■ Task: Where does the word "name" appear in the data? Copy every line that holds it.

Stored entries

=-=-=

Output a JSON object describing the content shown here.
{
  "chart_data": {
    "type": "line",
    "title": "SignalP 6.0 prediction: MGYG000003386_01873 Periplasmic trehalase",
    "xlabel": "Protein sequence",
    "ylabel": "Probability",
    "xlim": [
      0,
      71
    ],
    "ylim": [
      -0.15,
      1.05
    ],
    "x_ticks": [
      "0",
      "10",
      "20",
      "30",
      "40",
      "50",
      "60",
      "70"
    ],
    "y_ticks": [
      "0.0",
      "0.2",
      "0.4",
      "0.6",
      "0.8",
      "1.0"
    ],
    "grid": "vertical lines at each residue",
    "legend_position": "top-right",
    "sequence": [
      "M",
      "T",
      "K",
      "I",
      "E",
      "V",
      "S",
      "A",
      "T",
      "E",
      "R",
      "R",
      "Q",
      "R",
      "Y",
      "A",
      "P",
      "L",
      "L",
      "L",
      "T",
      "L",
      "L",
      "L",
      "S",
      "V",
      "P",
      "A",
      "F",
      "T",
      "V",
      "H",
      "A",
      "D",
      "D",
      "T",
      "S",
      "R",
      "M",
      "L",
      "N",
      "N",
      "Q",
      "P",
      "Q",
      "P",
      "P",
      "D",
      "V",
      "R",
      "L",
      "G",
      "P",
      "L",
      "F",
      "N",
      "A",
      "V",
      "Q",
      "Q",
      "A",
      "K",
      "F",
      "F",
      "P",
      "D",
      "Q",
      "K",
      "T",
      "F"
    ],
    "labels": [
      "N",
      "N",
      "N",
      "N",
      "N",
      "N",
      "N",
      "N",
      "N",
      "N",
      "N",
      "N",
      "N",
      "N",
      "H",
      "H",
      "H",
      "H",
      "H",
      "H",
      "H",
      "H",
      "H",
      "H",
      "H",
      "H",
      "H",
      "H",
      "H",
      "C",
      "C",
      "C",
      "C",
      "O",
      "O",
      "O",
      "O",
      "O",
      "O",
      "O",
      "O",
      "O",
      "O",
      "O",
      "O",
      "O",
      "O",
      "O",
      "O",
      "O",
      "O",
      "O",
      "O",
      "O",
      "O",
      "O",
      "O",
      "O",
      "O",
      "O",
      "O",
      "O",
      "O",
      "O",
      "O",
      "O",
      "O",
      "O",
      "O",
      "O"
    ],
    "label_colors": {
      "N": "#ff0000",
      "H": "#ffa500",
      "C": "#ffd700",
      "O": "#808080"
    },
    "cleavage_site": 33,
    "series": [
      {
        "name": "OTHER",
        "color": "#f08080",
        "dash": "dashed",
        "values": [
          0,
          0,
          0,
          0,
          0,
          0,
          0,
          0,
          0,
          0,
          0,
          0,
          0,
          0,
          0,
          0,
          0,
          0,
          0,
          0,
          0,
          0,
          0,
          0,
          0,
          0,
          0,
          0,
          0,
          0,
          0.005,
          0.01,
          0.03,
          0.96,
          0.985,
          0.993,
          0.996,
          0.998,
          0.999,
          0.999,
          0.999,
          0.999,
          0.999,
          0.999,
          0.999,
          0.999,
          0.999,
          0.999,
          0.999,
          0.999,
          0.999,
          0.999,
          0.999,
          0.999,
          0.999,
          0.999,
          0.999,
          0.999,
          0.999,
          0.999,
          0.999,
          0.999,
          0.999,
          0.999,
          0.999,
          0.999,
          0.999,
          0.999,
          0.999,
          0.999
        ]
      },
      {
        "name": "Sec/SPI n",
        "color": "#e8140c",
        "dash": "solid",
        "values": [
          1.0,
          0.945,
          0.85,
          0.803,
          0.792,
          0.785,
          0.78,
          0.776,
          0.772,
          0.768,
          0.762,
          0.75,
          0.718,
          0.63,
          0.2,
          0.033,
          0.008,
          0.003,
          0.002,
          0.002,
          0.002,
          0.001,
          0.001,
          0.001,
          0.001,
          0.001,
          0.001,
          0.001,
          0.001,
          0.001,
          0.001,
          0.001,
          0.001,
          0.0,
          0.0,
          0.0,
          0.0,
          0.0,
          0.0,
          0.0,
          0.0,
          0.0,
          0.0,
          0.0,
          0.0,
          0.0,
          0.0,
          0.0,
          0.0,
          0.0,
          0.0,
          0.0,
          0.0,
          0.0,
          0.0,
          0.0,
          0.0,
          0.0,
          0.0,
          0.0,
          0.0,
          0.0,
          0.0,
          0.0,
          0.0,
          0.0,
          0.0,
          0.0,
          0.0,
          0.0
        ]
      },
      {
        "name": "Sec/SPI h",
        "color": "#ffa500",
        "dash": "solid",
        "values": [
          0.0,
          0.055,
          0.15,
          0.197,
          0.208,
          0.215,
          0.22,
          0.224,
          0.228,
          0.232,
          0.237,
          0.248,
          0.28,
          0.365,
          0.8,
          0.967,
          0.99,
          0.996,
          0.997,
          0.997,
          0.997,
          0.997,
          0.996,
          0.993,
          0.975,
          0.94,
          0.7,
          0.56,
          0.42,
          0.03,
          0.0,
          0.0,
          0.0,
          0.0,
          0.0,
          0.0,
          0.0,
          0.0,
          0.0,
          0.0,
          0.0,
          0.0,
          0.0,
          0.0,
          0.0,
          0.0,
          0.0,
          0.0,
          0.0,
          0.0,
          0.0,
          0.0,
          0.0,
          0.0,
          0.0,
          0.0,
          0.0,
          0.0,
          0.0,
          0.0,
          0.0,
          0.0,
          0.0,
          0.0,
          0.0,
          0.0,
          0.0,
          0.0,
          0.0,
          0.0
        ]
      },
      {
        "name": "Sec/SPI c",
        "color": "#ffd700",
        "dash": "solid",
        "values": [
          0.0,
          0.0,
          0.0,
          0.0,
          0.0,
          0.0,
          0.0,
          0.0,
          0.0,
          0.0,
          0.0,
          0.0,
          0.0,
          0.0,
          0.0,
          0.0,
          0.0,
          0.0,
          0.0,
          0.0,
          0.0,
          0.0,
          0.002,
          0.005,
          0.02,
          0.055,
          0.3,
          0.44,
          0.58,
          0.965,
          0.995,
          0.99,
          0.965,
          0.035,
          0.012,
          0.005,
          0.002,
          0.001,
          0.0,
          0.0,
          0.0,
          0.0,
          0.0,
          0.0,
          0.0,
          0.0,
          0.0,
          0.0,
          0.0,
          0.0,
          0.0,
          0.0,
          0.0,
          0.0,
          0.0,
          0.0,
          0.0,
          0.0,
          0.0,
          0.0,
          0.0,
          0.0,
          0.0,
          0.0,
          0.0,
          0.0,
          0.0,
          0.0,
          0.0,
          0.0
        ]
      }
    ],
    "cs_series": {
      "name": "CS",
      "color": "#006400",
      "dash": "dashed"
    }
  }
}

=-=-=

■ Response to this task:
        "name": "OTHER",
        "name": "Sec/SPI n",
        "name": "Sec/SPI h",
        "name": "Sec/SPI c",
      "name": "CS",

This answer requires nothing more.